--- start Stored rows ---

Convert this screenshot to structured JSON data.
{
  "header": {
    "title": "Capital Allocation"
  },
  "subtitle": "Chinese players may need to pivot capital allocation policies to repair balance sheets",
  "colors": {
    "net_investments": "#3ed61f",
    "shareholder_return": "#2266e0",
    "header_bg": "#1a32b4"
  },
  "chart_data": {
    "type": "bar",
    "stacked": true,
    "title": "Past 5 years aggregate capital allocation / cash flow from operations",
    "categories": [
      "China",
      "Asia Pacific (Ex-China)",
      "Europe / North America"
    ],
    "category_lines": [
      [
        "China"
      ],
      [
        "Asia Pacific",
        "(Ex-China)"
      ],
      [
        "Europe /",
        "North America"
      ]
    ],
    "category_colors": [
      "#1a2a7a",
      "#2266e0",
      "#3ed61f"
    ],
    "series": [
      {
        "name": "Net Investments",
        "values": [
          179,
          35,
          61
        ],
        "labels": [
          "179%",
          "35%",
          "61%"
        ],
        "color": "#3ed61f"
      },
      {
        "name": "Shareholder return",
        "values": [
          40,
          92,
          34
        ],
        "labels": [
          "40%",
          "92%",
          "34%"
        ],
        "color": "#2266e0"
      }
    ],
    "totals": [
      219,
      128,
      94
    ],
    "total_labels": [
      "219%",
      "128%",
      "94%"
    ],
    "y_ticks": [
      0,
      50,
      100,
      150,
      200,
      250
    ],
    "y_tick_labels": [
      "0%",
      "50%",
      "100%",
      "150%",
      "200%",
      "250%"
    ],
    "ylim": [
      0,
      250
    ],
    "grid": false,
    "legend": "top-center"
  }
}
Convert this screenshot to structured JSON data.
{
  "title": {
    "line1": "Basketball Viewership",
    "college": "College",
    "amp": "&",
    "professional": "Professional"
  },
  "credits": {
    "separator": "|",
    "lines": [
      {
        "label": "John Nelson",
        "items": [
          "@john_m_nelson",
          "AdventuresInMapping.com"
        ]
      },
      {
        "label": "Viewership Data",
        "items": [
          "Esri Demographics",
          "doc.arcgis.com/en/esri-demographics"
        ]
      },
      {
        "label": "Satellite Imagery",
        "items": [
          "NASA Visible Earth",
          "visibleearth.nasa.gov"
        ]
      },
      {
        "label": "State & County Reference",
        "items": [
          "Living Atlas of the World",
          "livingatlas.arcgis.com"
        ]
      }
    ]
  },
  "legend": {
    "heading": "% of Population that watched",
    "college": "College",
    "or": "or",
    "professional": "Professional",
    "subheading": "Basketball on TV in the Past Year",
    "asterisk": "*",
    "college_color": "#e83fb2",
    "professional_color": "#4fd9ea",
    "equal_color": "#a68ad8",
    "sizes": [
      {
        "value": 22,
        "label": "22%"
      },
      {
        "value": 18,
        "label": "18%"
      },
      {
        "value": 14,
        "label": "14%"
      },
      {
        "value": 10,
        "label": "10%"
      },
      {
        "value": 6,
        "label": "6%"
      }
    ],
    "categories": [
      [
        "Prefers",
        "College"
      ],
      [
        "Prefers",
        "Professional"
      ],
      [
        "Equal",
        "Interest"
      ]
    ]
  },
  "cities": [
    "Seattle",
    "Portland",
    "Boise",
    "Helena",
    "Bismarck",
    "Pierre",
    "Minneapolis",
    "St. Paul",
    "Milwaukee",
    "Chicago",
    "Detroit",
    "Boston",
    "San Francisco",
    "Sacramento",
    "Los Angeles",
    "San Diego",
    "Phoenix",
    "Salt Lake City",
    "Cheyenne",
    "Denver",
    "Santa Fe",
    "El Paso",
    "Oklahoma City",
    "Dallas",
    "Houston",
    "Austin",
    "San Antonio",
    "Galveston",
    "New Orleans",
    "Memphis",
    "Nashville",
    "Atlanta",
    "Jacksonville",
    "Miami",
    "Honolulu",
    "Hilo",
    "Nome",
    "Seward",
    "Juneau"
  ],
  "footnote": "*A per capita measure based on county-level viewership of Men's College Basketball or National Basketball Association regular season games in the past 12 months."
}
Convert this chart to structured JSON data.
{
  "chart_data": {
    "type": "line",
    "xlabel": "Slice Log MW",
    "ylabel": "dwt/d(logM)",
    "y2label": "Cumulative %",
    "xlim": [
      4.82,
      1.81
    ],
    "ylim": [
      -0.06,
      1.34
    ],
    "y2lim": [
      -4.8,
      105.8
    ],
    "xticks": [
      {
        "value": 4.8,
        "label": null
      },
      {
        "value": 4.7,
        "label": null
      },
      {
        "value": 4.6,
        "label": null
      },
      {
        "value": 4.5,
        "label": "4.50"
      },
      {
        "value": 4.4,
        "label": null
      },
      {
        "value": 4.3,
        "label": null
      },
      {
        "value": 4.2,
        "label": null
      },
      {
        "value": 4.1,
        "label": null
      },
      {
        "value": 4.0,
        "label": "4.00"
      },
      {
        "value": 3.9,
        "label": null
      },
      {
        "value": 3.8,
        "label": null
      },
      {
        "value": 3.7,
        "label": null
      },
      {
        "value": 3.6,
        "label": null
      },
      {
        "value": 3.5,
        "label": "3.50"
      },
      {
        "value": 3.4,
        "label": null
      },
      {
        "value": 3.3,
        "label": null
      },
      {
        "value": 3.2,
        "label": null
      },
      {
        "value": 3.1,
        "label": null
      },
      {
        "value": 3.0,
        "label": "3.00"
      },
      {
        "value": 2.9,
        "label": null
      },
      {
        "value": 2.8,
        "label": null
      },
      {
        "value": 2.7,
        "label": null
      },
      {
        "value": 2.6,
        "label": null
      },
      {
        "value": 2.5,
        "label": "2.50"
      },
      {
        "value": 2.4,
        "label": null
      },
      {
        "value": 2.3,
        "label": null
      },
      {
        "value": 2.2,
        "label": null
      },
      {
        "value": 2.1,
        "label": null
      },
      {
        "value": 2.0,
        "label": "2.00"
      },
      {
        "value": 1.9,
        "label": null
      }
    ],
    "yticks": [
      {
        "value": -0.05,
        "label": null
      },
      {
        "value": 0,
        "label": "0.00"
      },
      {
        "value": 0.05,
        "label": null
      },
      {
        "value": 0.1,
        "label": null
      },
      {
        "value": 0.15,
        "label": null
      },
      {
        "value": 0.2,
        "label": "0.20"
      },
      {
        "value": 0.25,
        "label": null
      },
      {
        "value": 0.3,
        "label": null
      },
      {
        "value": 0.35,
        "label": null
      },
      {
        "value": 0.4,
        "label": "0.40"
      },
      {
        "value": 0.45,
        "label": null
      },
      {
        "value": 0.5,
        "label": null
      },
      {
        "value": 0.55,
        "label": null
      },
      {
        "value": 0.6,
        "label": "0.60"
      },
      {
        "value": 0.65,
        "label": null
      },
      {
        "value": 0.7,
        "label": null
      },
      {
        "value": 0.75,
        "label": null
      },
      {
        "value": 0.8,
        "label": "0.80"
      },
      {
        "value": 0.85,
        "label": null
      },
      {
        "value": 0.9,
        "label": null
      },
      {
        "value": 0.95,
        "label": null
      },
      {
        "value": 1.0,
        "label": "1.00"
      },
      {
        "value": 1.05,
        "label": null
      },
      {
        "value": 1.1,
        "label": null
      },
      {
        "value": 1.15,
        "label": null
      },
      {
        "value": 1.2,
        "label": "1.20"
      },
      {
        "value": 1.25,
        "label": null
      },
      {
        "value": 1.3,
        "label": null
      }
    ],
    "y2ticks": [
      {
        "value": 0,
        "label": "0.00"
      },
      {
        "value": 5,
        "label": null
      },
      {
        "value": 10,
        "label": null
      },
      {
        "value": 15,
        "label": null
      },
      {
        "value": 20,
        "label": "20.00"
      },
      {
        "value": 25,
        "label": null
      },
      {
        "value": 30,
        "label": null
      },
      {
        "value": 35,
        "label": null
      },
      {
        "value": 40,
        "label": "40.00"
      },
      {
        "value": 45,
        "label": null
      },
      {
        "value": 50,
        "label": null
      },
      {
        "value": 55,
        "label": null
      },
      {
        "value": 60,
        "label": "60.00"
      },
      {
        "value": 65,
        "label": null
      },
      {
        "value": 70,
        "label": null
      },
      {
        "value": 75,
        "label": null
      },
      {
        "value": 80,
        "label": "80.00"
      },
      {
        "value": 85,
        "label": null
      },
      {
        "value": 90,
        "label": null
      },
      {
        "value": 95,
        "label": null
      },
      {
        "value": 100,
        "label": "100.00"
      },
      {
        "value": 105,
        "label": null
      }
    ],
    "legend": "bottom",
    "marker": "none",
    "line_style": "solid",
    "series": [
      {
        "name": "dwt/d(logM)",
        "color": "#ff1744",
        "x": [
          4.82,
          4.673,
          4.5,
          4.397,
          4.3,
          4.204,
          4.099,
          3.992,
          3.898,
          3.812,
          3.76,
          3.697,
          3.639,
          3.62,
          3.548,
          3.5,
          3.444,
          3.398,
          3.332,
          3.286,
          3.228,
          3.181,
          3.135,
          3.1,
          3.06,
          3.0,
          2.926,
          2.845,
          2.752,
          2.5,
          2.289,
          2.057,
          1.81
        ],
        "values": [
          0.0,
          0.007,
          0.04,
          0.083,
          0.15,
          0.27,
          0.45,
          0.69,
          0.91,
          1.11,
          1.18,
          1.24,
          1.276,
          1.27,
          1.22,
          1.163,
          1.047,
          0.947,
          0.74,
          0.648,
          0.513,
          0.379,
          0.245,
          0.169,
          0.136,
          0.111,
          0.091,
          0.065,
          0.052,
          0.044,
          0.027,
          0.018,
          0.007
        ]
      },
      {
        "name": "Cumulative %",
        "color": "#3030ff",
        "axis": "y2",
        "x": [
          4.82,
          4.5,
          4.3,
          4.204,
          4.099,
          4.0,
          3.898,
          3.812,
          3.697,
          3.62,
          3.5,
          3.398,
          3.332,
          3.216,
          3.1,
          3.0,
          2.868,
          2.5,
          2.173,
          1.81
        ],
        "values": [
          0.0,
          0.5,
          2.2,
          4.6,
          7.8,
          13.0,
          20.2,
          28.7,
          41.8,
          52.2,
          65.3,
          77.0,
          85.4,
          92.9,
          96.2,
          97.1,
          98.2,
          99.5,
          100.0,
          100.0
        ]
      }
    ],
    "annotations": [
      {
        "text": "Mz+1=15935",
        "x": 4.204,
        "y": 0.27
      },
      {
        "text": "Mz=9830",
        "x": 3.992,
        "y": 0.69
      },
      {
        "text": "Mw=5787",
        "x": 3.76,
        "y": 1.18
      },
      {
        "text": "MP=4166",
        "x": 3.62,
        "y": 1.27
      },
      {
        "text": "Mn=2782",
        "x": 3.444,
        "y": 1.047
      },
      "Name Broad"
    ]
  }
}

--- end Stored rows ---

▶ Your objective: From the data above, copy each line that has the string "text".

▶ Answer for this exercise:
        "text": "Mz+1=15935",
        "text": "Mz=9830",
        "text": "Mw=5787",
        "text": "MP=4166",
        "text": "Mn=2782",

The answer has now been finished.